WHAT IS REQUIRED => Reproduce the listing word for word. Skip any image.

Dataset items:
--
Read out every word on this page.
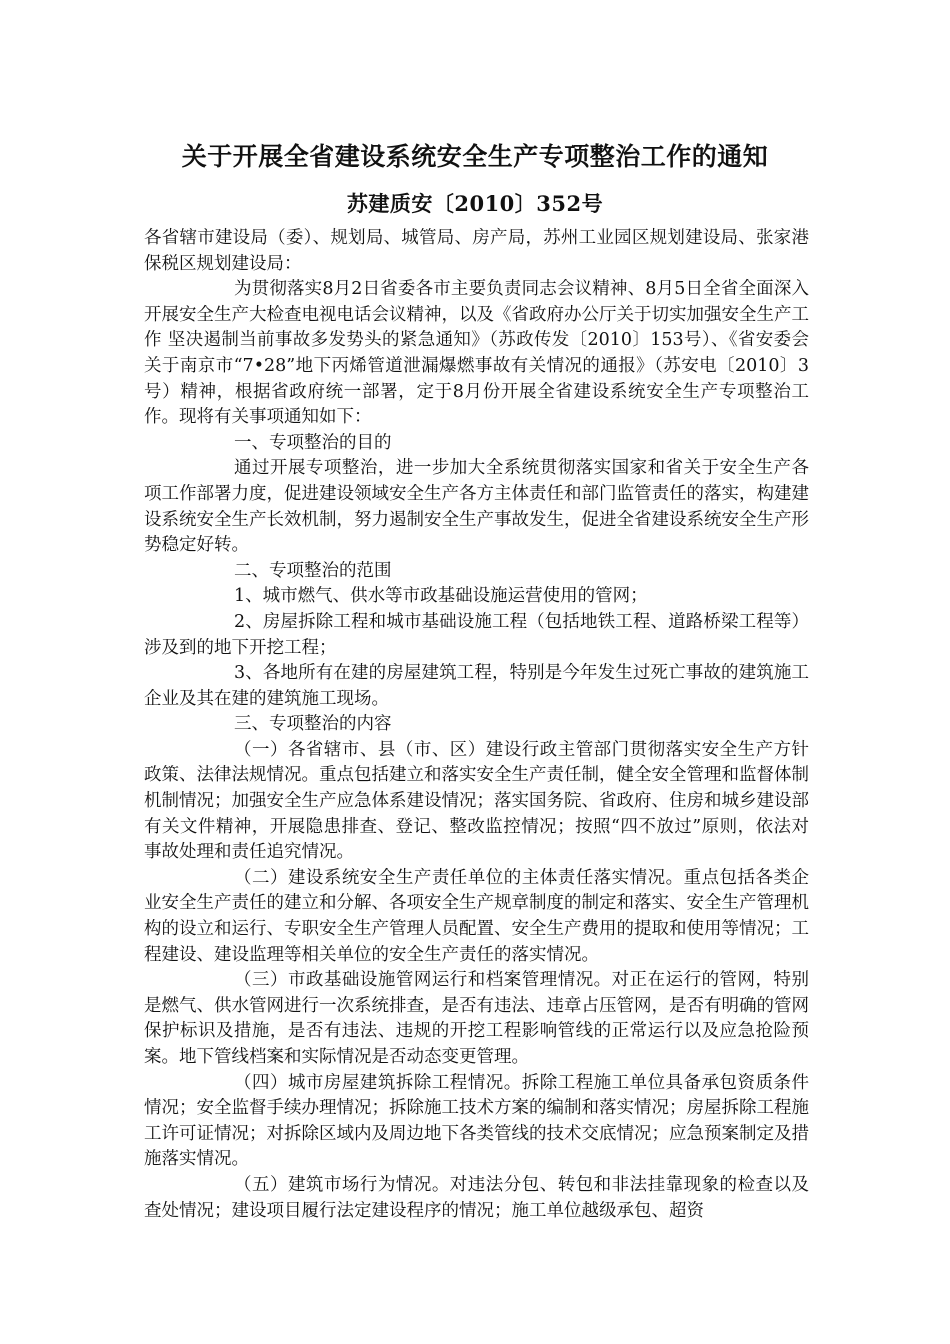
关于开展全省建设系统安全生产专项整治工作的通知
苏建质安〔2010〕352号

各省辖市建设局（委）、规划局、城管局、房产局，苏州工业园区规划建设局、张家港保税区规划建设局：

为贯彻落实8月2日省委各市主要负责同志会议精神、8月5日全省全面深入开展安全生产大检查电视电话会议精神，以及《省政府办公厅关于切实加强安全生产工作 坚决遏制当前事故多发势头的紧急通知》（苏政传发〔2010〕153号）、《省安委会关于南京市“7•28”地下丙烯管道泄漏爆燃事故有关情况的通报》（苏安电〔2010〕3号）精神，根据省政府统一部署，定于8月份开展全省建设系统安全生产专项整治工作。现将有关事项通知如下：

一、专项整治的目的

通过开展专项整治，进一步加大全系统贯彻落实国家和省关于安全生产各项工作部署力度，促进建设领域安全生产各方主体责任和部门监管责任的落实，构建建设系统安全生产长效机制，努力遏制安全生产事故发生，促进全省建设系统安全生产形势稳定好转。

二、专项整治的范围

1、城市燃气、供水等市政基础设施运营使用的管网；

2、房屋拆除工程和城市基础设施工程（包括地铁工程、道路桥梁工程等）涉及到的地下开挖工程；

3、各地所有在建的房屋建筑工程，特别是今年发生过死亡事故的建筑施工企业及其在建的建筑施工现场。

三、专项整治的内容

（一）各省辖市、县（市、区）建设行政主管部门贯彻落实安全生产方针政策、法律法规情况。重点包括建立和落实安全生产责任制，健全安全管理和监督体制机制情况；加强安全生产应急体系建设情况；落实国务院、省政府、住房和城乡建设部有关文件精神，开展隐患排查、登记、整改监控情况；按照“四不放过”原则，依法对事故处理和责任追究情况。

（二）建设系统安全生产责任单位的主体责任落实情况。重点包括各类企业安全生产责任的建立和分解、各项安全生产规章制度的制定和落实、安全生产管理机构的设立和运行、专职安全生产管理人员配置、安全生产费用的提取和使用等情况；工程建设、建设监理等相关单位的安全生产责任的落实情况。

（三）市政基础设施管网运行和档案管理情况。对正在运行的管网，特别是燃气、供水管网进行一次系统排查，是否有违法、违章占压管网，是否有明确的管网保护标识及措施，是否有违法、违规的开挖工程影响管线的正常运行以及应急抢险预案。地下管线档案和实际情况是否动态变更管理。

（四）城市房屋建筑拆除工程情况。拆除工程施工单位具备承包资质条件情况；安全监督手续办理情况；拆除施工技术方案的编制和落实情况；房屋拆除工程施工许可证情况；对拆除区域内及周边地下各类管线的技术交底情况；应急预案制定及措施落实情况。

（五）建筑市场行为情况。对违法分包、转包和非法挂靠现象的检查以及查处情况；建设项目履行法定建设程序的情况；施工单位越级承包、超资
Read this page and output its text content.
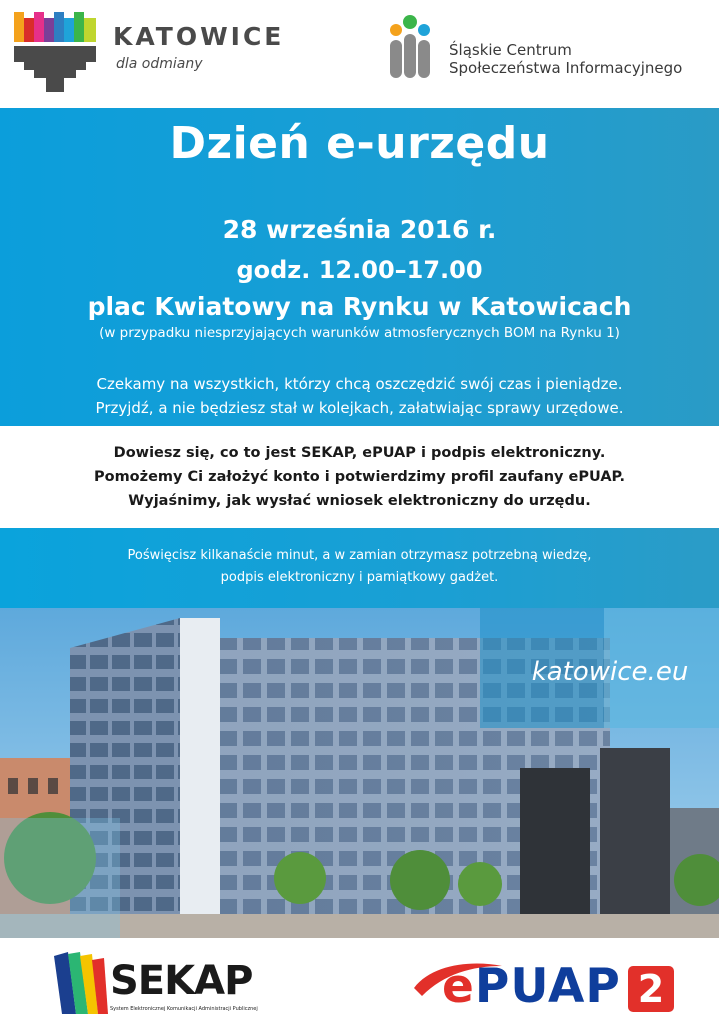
KATOWICE
dla odmiany
Śląskie Centrum
Społeczeństwa Informacyjnego
Dzień e-urzędu
28 września 2016 r.
godz. 12.00–17.00
plac Kwiatowy na Rynku w Katowicach
(w przypadku niesprzyjających warunków atmosferycznych BOM na Rynku 1)
Czekamy na wszystkich, którzy chcą oszczędzić swój czas i pieniądze.
Przyjdź, a nie będziesz stał w kolejkach, załatwiając sprawy urzędowe.
Dowiesz się, co to jest SEKAP, ePUAP i podpis elektroniczny.
Pomożemy Ci założyć konto i potwierdzimy profil zaufany ePUAP.
Wyjaśnimy, jak wysłać wniosek elektroniczny do urzędu.
Poświęcisz kilkanaście minut, a w zamian otrzymasz potrzebną wiedzę,
podpis elektroniczny i pamiątkowy gadżet.
katowice.eu
SEKAP
System Elektronicznej Komunikacji Administracji Publicznej	ePUAP 2
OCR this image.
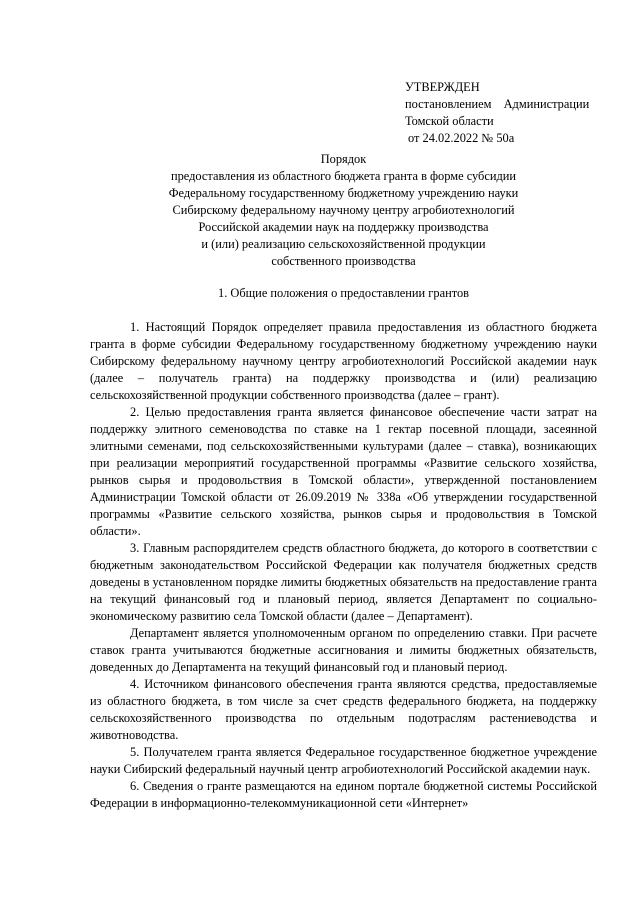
УТВЕРЖДЕН
постановлением Администрации
Томской области
от 24.02.2022 № 50а
Порядок
предоставления из областного бюджета гранта в форме субсидии
Федеральному государственному бюджетному учреждению науки
Сибирскому федеральному научному центру агробиотехнологий
Российской академии наук на поддержку производства
и (или) реализацию сельскохозяйственной продукции
собственного производства
1. Общие положения о предоставлении грантов

1. Настоящий Порядок определяет правила предоставления из областного бюджета гранта в форме субсидии Федеральному государственному бюджетному учреждению науки Сибирскому федеральному научному центру агробиотехнологий Российской академии наук (далее – получатель гранта) на поддержку производства и (или) реализацию сельскохозяйственной продукции собственного производства (далее – грант).

2. Целью предоставления гранта является финансовое обеспечение части затрат на поддержку элитного семеноводства по ставке на 1 гектар посевной площади, засеянной элитными семенами, под сельскохозяйственными культурами (далее – ставка), возникающих при реализации мероприятий государственной программы «Развитие сельского хозяйства, рынков сырья и продовольствия в Томской области», утвержденной постановлением Администрации Томской области от 26.09.2019 № 338а «Об утверждении государственной программы «Развитие сельского хозяйства, рынков сырья и продовольствия в Томской области».

3. Главным распорядителем средств областного бюджета, до которого в соответствии с бюджетным законодательством Российской Федерации как получателя бюджетных средств доведены в установленном порядке лимиты бюджетных обязательств на предоставление гранта на текущий финансовый год и плановый период, является Департамент по социально-экономическому развитию села Томской области (далее – Департамент).

Департамент является уполномоченным органом по определению ставки. При расчете ставок гранта учитываются бюджетные ассигнования и лимиты бюджетных обязательств, доведенных до Департамента на текущий финансовый год и плановый период.

4. Источником финансового обеспечения гранта являются средства, предоставляемые из областного бюджета, в том числе за счет средств федерального бюджета, на поддержку сельскохозяйственного производства по отдельным подотраслям растениеводства и животноводства.

5. Получателем гранта является Федеральное государственное бюджетное учреждение науки Сибирский федеральный научный центр агробиотехнологий Российской академии наук.

6. Сведения о гранте размещаются на едином портале бюджетной системы Российской Федерации в информационно-телекоммуникационной сети «Интернет»
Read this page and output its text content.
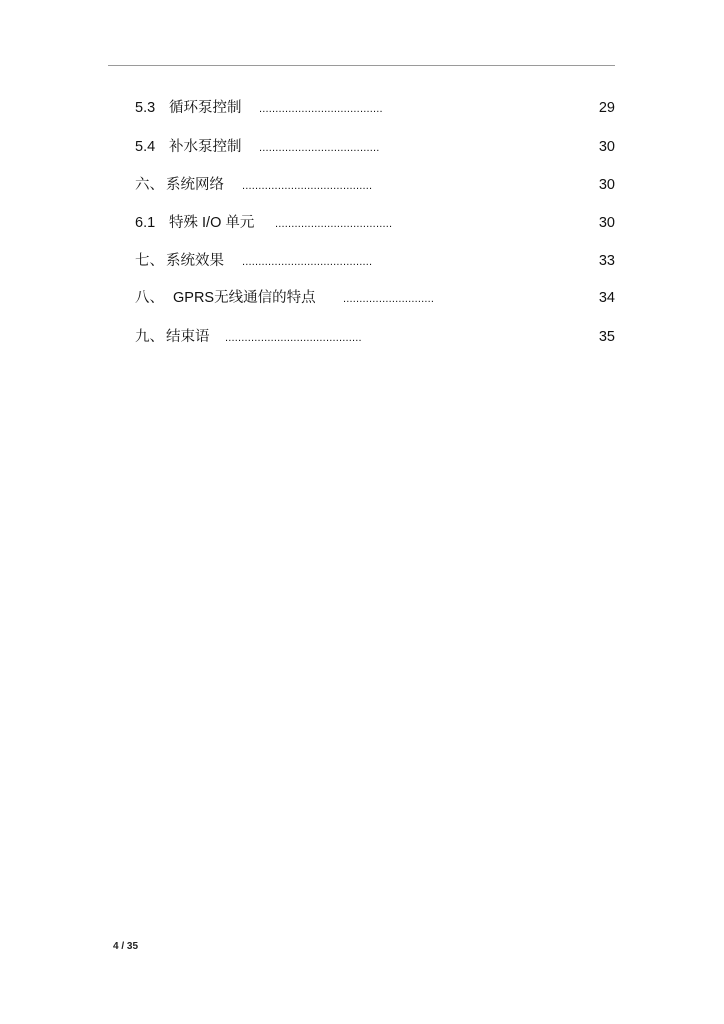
5.3 循环泵控制 ......................................	29
5.4 补水泵控制 .....................................	30
六、 系统网络 ........................................	30
6.1 特殊 I/O 单元 ....................................	30
七、 系统效果 ........................................	33
八、 GPRS无线通信的特点 ............................	34
九、 结束语 ..........................................	35
4 / 35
--
WORKED ANSWER =>
Read out every word on this page.
关于开展全省建设系统安全生产专项整治工作的通知
苏建质安〔2010〕352号

各省辖市建设局（委）、规划局、城管局、房产局，苏州工业园区规划建设局、张家港保税区规划建设局：

为贯彻落实8月2日省委各市主要负责同志会议精神、8月5日全省全面深入开展安全生产大检查电视电话会议精神，以及《省政府办公厅关于切实加强安全生产工作 坚决遏制当前事故多发势头的紧急通知》（苏政传发〔2010〕153号）、《省安委会关于南京市“7•28”地下丙烯管道泄漏爆燃事故有关情况的通报》（苏安电〔2010〕3号）精神，根据省政府统一部署，定于8月份开展全省建设系统安全生产专项整治工作。现将有关事项通知如下：

一、专项整治的目的

通过开展专项整治，进一步加大全系统贯彻落实国家和省关于安全生产各项工作部署力度，促进建设领域安全生产各方主体责任和部门监管责任的落实，构建建设系统安全生产长效机制，努力遏制安全生产事故发生，促进全省建设系统安全生产形势稳定好转。

二、专项整治的范围

1、城市燃气、供水等市政基础设施运营使用的管网；

2、房屋拆除工程和城市基础设施工程（包括地铁工程、道路桥梁工程等）涉及到的地下开挖工程；

3、各地所有在建的房屋建筑工程，特别是今年发生过死亡事故的建筑施工企业及其在建的建筑施工现场。

三、专项整治的内容

（一）各省辖市、县（市、区）建设行政主管部门贯彻落实安全生产方针政策、法律法规情况。重点包括建立和落实安全生产责任制，健全安全管理和监督体制机制情况；加强安全生产应急体系建设情况；落实国务院、省政府、住房和城乡建设部有关文件精神，开展隐患排查、登记、整改监控情况；按照“四不放过”原则，依法对事故处理和责任追究情况。

（二）建设系统安全生产责任单位的主体责任落实情况。重点包括各类企业安全生产责任的建立和分解、各项安全生产规章制度的制定和落实、安全生产管理机构的设立和运行、专职安全生产管理人员配置、安全生产费用的提取和使用等情况；工程建设、建设监理等相关单位的安全生产责任的落实情况。

（三）市政基础设施管网运行和档案管理情况。对正在运行的管网，特别是燃气、供水管网进行一次系统排查，是否有违法、违章占压管网，是否有明确的管网保护标识及措施，是否有违法、违规的开挖工程影响管线的正常运行以及应急抢险预案。地下管线档案和实际情况是否动态变更管理。

（四）城市房屋建筑拆除工程情况。拆除工程施工单位具备承包资质条件情况；安全监督手续办理情况；拆除施工技术方案的编制和落实情况；房屋拆除工程施工许可证情况；对拆除区域内及周边地下各类管线的技术交底情况；应急预案制定及措施落实情况。

（五）建筑市场行为情况。对违法分包、转包和非法挂靠现象的检查以及查处情况；建设项目履行法定建设程序的情况；施工单位越级承包、超资
Read this page and output its text content.
KATOWICE
dla odmiany
Śląskie Centrum
Społeczeństwa Informacyjnego
Dzień e-urzędu
28 września 2016 r.
godz. 12.00–17.00
plac Kwiatowy na Rynku w Katowicach
(w przypadku niesprzyjających warunków atmosferycznych BOM na Rynku 1)
Czekamy na wszystkich, którzy chcą oszczędzić swój czas i pieniądze.
Przyjdź, a nie będziesz stał w kolejkach, załatwiając sprawy urzędowe.
Dowiesz się, co to jest SEKAP, ePUAP i podpis elektroniczny.
Pomożemy Ci założyć konto i potwierdzimy profil zaufany ePUAP.
Wyjaśnimy, jak wysłać wniosek elektroniczny do urzędu.
Poświęcisz kilkanaście minut, a w zamian otrzymasz potrzebną wiedzę,
podpis elektroniczny i pamiątkowy gadżet.
katowice.eu
SEKAP
System Elektronicznej Komunikacji Administracji Publicznej	ePUAP 2
OCR this image.
УТВЕРЖДЕН
постановлением Администрации
Томской области
от 24.02.2022 № 50а
Порядок
предоставления из областного бюджета гранта в форме субсидии
Федеральному государственному бюджетному учреждению науки
Сибирскому федеральному научному центру агробиотехнологий
Российской академии наук на поддержку производства
и (или) реализацию сельскохозяйственной продукции
собственного производства
1. Общие положения о предоставлении грантов

1. Настоящий Порядок определяет правила предоставления из областного бюджета гранта в форме субсидии Федеральному государственному бюджетному учреждению науки Сибирскому федеральному научному центру агробиотехнологий Российской академии наук (далее – получатель гранта) на поддержку производства и (или) реализацию сельскохозяйственной продукции собственного производства (далее – грант).

2. Целью предоставления гранта является финансовое обеспечение части затрат на поддержку элитного семеноводства по ставке на 1 гектар посевной площади, засеянной элитными семенами, под сельскохозяйственными культурами (далее – ставка), возникающих при реализации мероприятий государственной программы «Развитие сельского хозяйства, рынков сырья и продовольствия в Томской области», утвержденной постановлением Администрации Томской области от 26.09.2019 № 338а «Об утверждении государственной программы «Развитие сельского хозяйства, рынков сырья и продовольствия в Томской области».

3. Главным распорядителем средств областного бюджета, до которого в соответствии с бюджетным законодательством Российской Федерации как получателя бюджетных средств доведены в установленном порядке лимиты бюджетных обязательств на предоставление гранта на текущий финансовый год и плановый период, является Департамент по социально-экономическому развитию села Томской области (далее – Департамент).

Департамент является уполномоченным органом по определению ставки. При расчете ставок гранта учитываются бюджетные ассигнования и лимиты бюджетных обязательств, доведенных до Департамента на текущий финансовый год и плановый период.

4. Источником финансового обеспечения гранта являются средства, предоставляемые из областного бюджета, в том числе за счет средств федерального бюджета, на поддержку сельскохозяйственного производства по отдельным подотраслям растениеводства и животноводства.

5. Получателем гранта является Федеральное государственное бюджетное учреждение науки Сибирский федеральный научный центр агробиотехнологий Российской академии наук.

6. Сведения о гранте размещаются на едином портале бюджетной системы Российской Федерации в информационно-телекоммуникационной сети «Интернет»
Read this page and output its text content.
5.3 循环泵控制 ......................................	29
5.4 补水泵控制 .....................................	30
六、 系统网络 ........................................	30
6.1 特殊 I/O 单元 ....................................	30
七、 系统效果 ........................................	33
八、 GPRS无线通信的特点 ............................	34
九、 结束语 ..........................................	35
4 / 35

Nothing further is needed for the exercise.